**Rows**
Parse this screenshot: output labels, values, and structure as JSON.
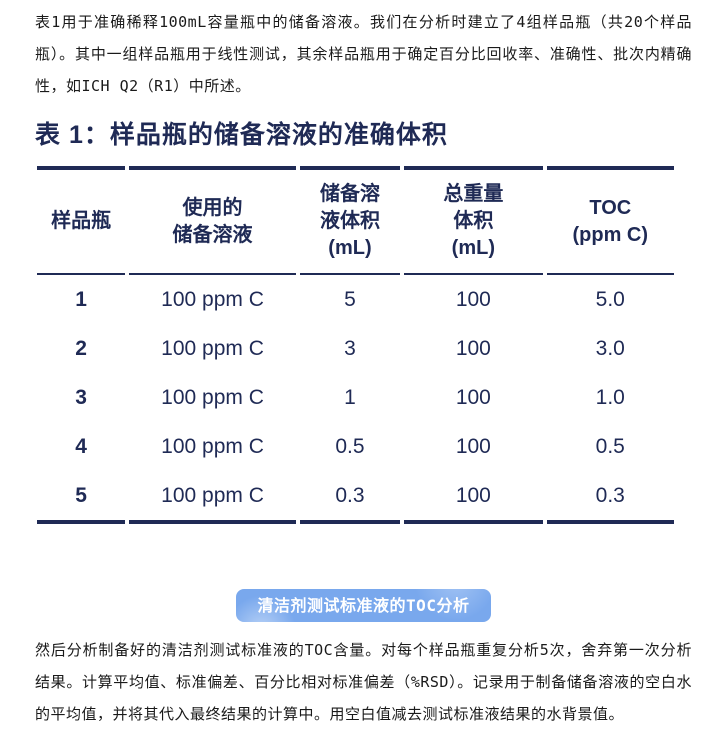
{
  "intro_paragraph": "表1用于准确稀释100mL容量瓶中的储备溶液。我们在分析时建立了4组样品瓶（共20个样品瓶）。其中一组样品瓶用于线性测试，其余样品瓶用于确定百分比回收率、准确性、批次内精确性，如ICH Q2（R1）中所述。",
  "table": {
    "title": "表 1：样品瓶的储备溶液的准确体积",
    "headers": [
      "样品瓶",
      "使用的\n储备溶液",
      "储备溶\n液体积\n(mL)",
      "总重量\n体积\n(mL)",
      "TOC\n(ppm C)"
    ],
    "rows": [
      [
        "1",
        "100 ppm C",
        "5",
        "100",
        "5.0"
      ],
      [
        "2",
        "100 ppm C",
        "3",
        "100",
        "3.0"
      ],
      [
        "3",
        "100 ppm C",
        "1",
        "100",
        "1.0"
      ],
      [
        "4",
        "100 ppm C",
        "0.5",
        "100",
        "0.5"
      ],
      [
        "5",
        "100 ppm C",
        "0.3",
        "100",
        "0.3"
      ]
    ]
  },
  "badge": {
    "label": "清洁剂测试标准液的TOC分析"
  },
  "closing_paragraph": "然后分析制备好的清洁剂测试标准液的TOC含量。对每个样品瓶重复分析5次，舍弃第一次分析结果。计算平均值、标准偏差、百分比相对标准偏差（%RSD）。记录用于制备储备溶液的空白水的平均值，并将其代入最终结果的计算中。用空白值减去测试标准液结果的水背景值。",
  "colors": {
    "table_navy": "#1f2a55",
    "badge_blue": "#79a8ed",
    "body_text": "#1a1a1a"
  }
}
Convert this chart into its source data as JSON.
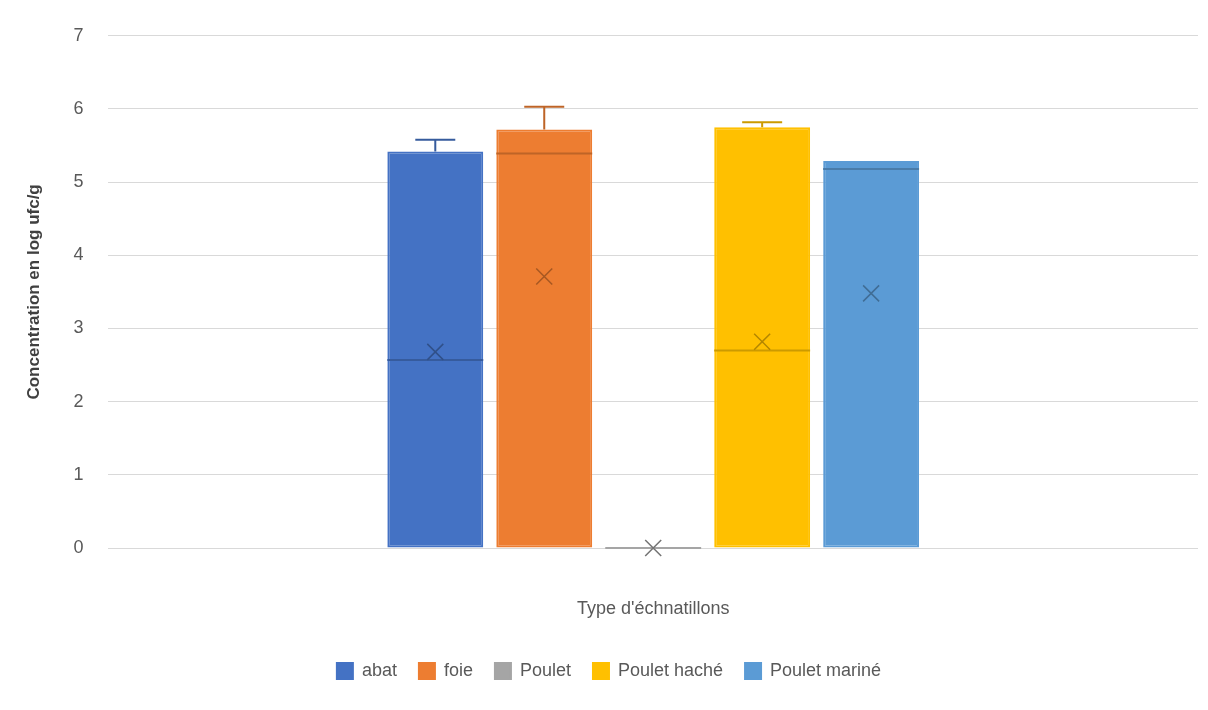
{
  "chart_data": {
    "type": "box",
    "xlabel": "Type d'échnatillons",
    "ylabel": "Concentration en log ufc/g",
    "categories": [
      null
    ],
    "series": [
      {
        "name": "abat",
        "color": "#4472c4",
        "boxes": [
          {
            "low": 0,
            "q1": 0,
            "median": 2.57,
            "q3": 5.42,
            "high": 5.58,
            "mean": 2.68
          }
        ]
      },
      {
        "name": "foie",
        "color": "#ed7d31",
        "boxes": [
          {
            "low": 0,
            "q1": 0,
            "median": 5.39,
            "q3": 5.72,
            "high": 6.03,
            "mean": 3.71
          }
        ]
      },
      {
        "name": "Poulet",
        "color": "#a5a5a5",
        "boxes": [
          {
            "low": 0,
            "q1": 0,
            "median": 0,
            "q3": 0,
            "high": 0,
            "mean": 0
          }
        ]
      },
      {
        "name": "Poulet haché",
        "color": "#ffc000",
        "boxes": [
          {
            "low": 0,
            "q1": 0,
            "median": 2.7,
            "q3": 5.75,
            "high": 5.82,
            "mean": 2.82
          }
        ]
      },
      {
        "name": "Poulet mariné",
        "color": "#5b9bd5",
        "boxes": [
          {
            "low": 0,
            "q1": 0,
            "median": 5.18,
            "q3": 5.29,
            "high": 5.29,
            "mean": 3.48
          }
        ]
      }
    ],
    "ylim": [
      0,
      7
    ],
    "yticks": [
      0,
      1,
      2,
      3,
      4,
      5,
      6,
      7
    ],
    "grid": "y",
    "legend": "bottom"
  }
}
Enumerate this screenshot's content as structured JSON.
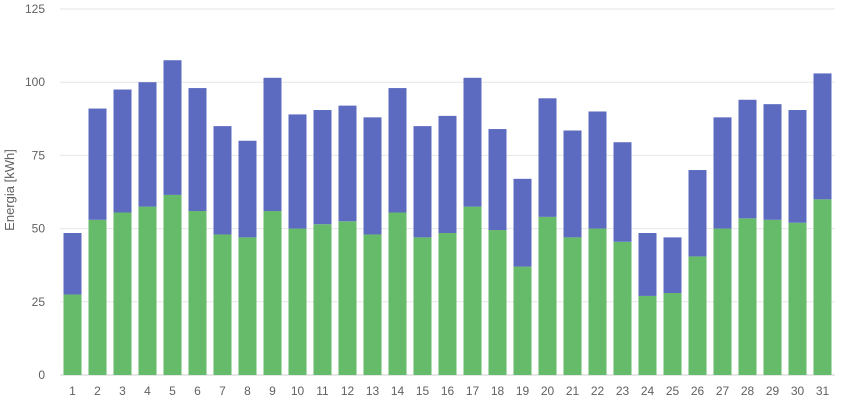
{
  "chart_data": {
    "type": "bar",
    "stacked": true,
    "ylabel": "Energia [kWh]",
    "xlabel": "",
    "ylim": [
      0,
      125
    ],
    "yticks": [
      0,
      25,
      50,
      75,
      100,
      125
    ],
    "grid": true,
    "categories": [
      "1",
      "2",
      "3",
      "4",
      "5",
      "6",
      "7",
      "8",
      "9",
      "10",
      "11",
      "12",
      "13",
      "14",
      "15",
      "16",
      "17",
      "18",
      "19",
      "20",
      "21",
      "22",
      "23",
      "24",
      "25",
      "26",
      "27",
      "28",
      "29",
      "30",
      "31"
    ],
    "series": [
      {
        "color": "#66bb6a",
        "values": [
          27.5,
          53,
          55.5,
          57.5,
          61.5,
          56,
          48,
          47,
          56,
          50,
          51.5,
          52.5,
          48,
          55.5,
          47,
          48.5,
          57.5,
          49.5,
          37,
          54,
          47,
          50,
          45.5,
          27,
          28,
          40.5,
          50,
          53.5,
          53,
          52,
          60
        ]
      },
      {
        "color": "#5c6bc0",
        "values": [
          21,
          38,
          42,
          42.5,
          46,
          42,
          37,
          33,
          45.5,
          39,
          39,
          39.5,
          40,
          42.5,
          38,
          40,
          44,
          34.5,
          30,
          40.5,
          36.5,
          40,
          34,
          21.5,
          19,
          29.5,
          38,
          40.5,
          39.5,
          38.5,
          43
        ]
      }
    ]
  }
}
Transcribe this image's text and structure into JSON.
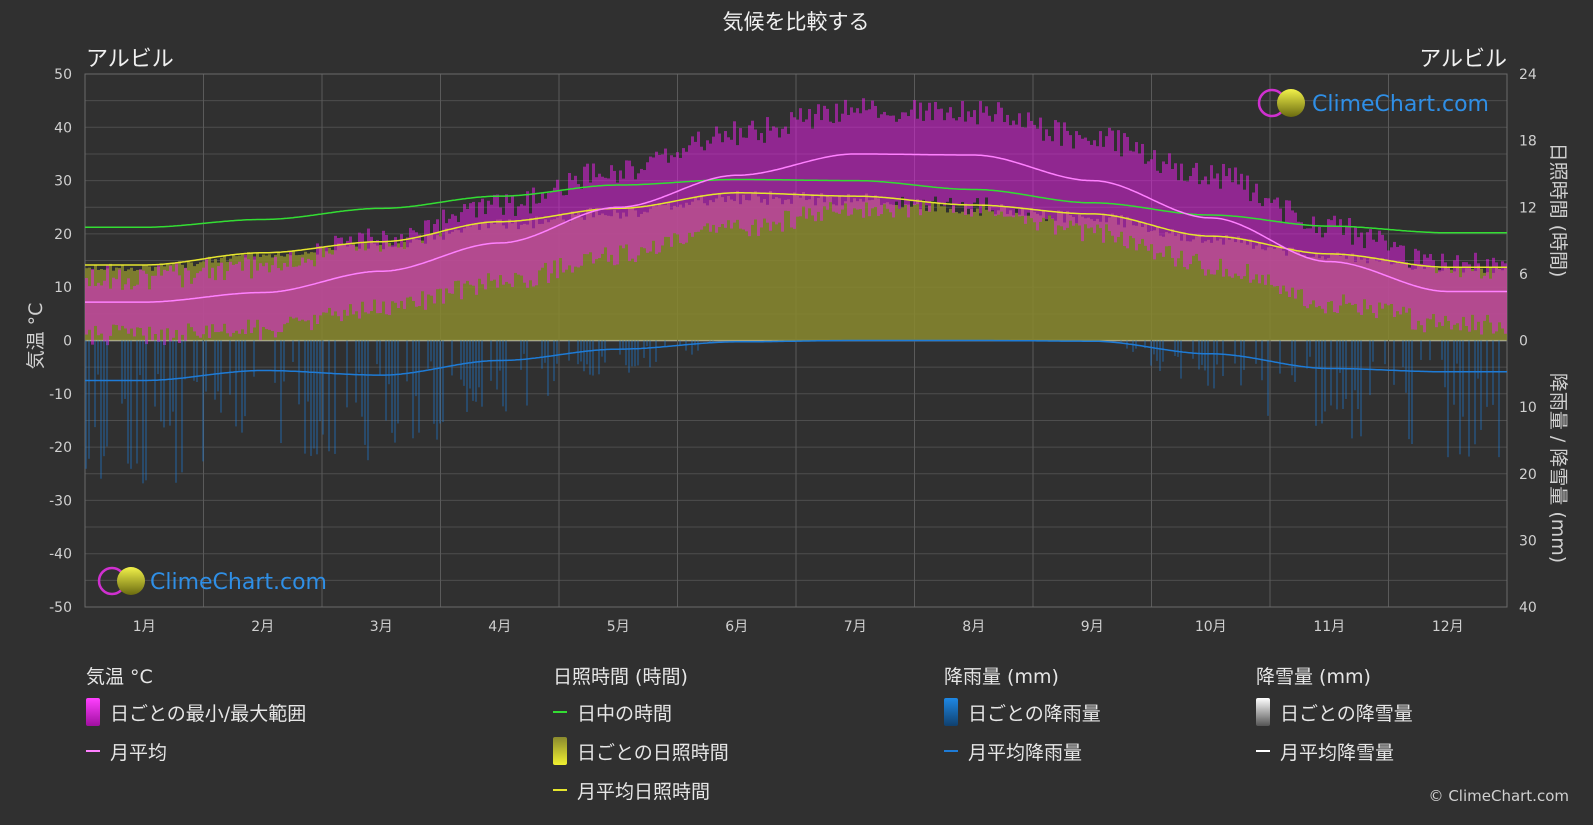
{
  "title": "気候を比較する",
  "location_left": "アルビル",
  "location_right": "アルビル",
  "left_axis_label": "気温 °C",
  "right_axis_top_label": "日照時間 (時間)",
  "right_axis_bottom_label": "降雨量 / 降雪量 (mm)",
  "watermark": "ClimeChart.com",
  "copyright": "© ClimeChart.com",
  "colors": {
    "background": "#303030",
    "temp_range": "#e020e0",
    "temp_avg": "#ff80ff",
    "daylight": "#33dd33",
    "sunshine_fill": "#8a8a2e",
    "sunshine_avg": "#e6e62e",
    "rain": "#1e7bd6",
    "snow": "#ffffff",
    "watermark": "#2f8fe6"
  },
  "legend": {
    "temp": {
      "header": "気温 °C",
      "range": "日ごとの最小/最大範囲",
      "avg": "月平均"
    },
    "sun": {
      "header": "日照時間 (時間)",
      "daylight": "日中の時間",
      "daily": "日ごとの日照時間",
      "avg": "月平均日照時間"
    },
    "rain": {
      "header": "降雨量 (mm)",
      "daily": "日ごとの降雨量",
      "avg": "月平均降雨量"
    },
    "snow": {
      "header": "降雪量 (mm)",
      "daily": "日ごとの降雪量",
      "avg": "月平均降雪量"
    }
  },
  "chart_data": {
    "type": "area",
    "categories": [
      "1月",
      "2月",
      "3月",
      "4月",
      "5月",
      "6月",
      "7月",
      "8月",
      "9月",
      "10月",
      "11月",
      "12月"
    ],
    "left_axis": {
      "label": "気温 °C",
      "ylim": [
        -50,
        50
      ],
      "ticks": [
        50,
        40,
        30,
        20,
        10,
        0,
        -10,
        -20,
        -30,
        -40,
        -50
      ]
    },
    "right_axis_top": {
      "label": "日照時間 (時間)",
      "ylim": [
        0,
        24
      ],
      "ticks": [
        24,
        18,
        12,
        6,
        0
      ]
    },
    "right_axis_bottom": {
      "label": "降雨量 / 降雪量 (mm)",
      "ylim": [
        0,
        40
      ],
      "ticks": [
        0,
        10,
        20,
        30,
        40
      ]
    },
    "grid": true,
    "series": [
      {
        "name": "日ごとの最小/最大範囲",
        "axis": "left",
        "type": "range",
        "min": [
          1,
          2,
          6,
          11,
          16,
          21,
          25,
          25,
          20,
          14,
          7,
          3
        ],
        "max": [
          12,
          14,
          19,
          25,
          32,
          39,
          43,
          43,
          38,
          31,
          21,
          14
        ]
      },
      {
        "name": "月平均",
        "axis": "left",
        "type": "line",
        "values": [
          7.2,
          9.0,
          13.0,
          18.3,
          25.0,
          31.0,
          35.0,
          34.8,
          30.0,
          23.0,
          14.8,
          9.2
        ]
      },
      {
        "name": "日中の時間",
        "axis": "right_top",
        "type": "line",
        "values": [
          10.2,
          10.9,
          11.9,
          13.0,
          14.0,
          14.5,
          14.4,
          13.6,
          12.4,
          11.3,
          10.3,
          9.7
        ]
      },
      {
        "name": "日ごとの日照時間",
        "axis": "right_top",
        "type": "area",
        "values": [
          6.8,
          7.9,
          8.9,
          10.7,
          11.9,
          13.3,
          13.0,
          12.2,
          11.4,
          9.4,
          7.8,
          6.6
        ]
      },
      {
        "name": "月平均日照時間",
        "axis": "right_top",
        "type": "line",
        "values": [
          6.8,
          7.9,
          8.9,
          10.7,
          11.9,
          13.3,
          13.0,
          12.2,
          11.4,
          9.4,
          7.8,
          6.6
        ]
      },
      {
        "name": "月平均降雨量",
        "axis": "right_bottom",
        "type": "line",
        "values": [
          6.0,
          4.5,
          5.2,
          3.0,
          1.3,
          0.2,
          0,
          0,
          0.1,
          2.0,
          4.2,
          4.7
        ]
      },
      {
        "name": "月平均降雪量",
        "axis": "right_bottom",
        "type": "line",
        "values": [
          0,
          0,
          0,
          0,
          0,
          0,
          0,
          0,
          0,
          0,
          0,
          0
        ]
      }
    ]
  }
}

**Aim of the exercise**
Extract every line from the records above that contains the word "ClimeChart".

**Full output**
  "watermark": "ClimeChart.com",
  "copyright": "© ClimeChart.com",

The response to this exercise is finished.